**WRITTEN TASK**
In the data below, locate each line with the word "Dori" and list it.

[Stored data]
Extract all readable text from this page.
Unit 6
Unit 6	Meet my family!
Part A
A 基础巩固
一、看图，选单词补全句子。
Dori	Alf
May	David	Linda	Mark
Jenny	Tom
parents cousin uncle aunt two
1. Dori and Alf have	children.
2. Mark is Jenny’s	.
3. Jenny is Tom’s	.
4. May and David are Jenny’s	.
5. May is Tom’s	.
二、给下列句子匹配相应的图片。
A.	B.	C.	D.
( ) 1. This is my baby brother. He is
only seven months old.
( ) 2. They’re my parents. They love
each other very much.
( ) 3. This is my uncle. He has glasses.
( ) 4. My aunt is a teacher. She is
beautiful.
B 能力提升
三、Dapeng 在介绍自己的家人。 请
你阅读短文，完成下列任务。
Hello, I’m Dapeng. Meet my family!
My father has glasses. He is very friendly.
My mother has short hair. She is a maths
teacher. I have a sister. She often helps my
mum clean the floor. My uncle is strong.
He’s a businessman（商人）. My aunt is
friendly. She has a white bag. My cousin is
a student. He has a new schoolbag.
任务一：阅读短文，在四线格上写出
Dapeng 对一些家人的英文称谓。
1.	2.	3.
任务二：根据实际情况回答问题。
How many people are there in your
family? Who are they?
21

**FINAL RESULT**
Dori	Alf
1. Dori and Alf have	children.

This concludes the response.